* [Goal of the exercise]: Take each line containing the word "Selftest" and copy it.

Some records
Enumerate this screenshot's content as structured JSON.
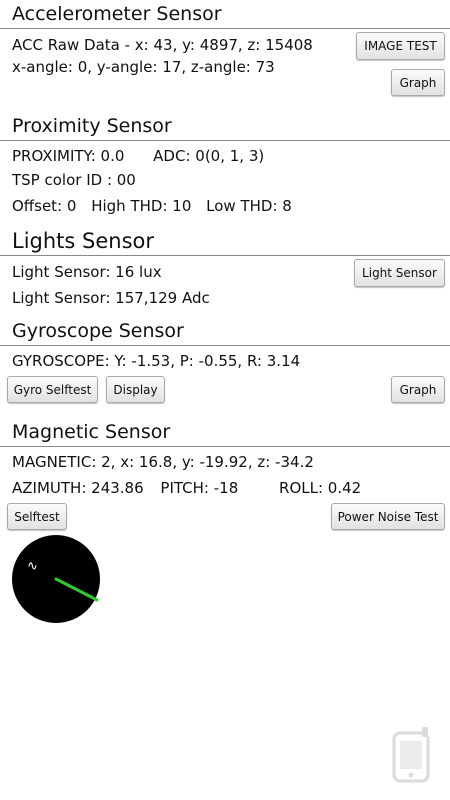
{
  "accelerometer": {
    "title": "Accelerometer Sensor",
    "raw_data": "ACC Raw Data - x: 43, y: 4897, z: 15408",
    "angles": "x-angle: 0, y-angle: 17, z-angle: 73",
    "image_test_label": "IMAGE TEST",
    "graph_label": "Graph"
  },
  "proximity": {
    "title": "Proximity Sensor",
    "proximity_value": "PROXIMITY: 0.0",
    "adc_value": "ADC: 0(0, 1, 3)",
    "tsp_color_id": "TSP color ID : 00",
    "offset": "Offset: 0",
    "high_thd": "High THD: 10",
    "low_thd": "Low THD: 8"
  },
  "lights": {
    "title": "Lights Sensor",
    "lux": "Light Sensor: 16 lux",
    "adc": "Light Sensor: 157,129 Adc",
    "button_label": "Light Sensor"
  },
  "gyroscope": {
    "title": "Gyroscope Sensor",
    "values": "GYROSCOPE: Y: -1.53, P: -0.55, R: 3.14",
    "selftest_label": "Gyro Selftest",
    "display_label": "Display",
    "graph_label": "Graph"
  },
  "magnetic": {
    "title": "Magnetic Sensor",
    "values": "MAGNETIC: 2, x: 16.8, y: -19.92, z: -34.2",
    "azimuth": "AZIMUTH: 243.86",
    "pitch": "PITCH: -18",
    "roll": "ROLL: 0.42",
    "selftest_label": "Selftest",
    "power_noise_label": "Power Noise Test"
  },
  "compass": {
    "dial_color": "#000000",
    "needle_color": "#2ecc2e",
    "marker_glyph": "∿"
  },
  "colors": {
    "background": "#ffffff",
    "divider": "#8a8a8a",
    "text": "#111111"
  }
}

* [The answer]:
    "selftest_label": "Gyro Selftest",
    "selftest_label": "Selftest",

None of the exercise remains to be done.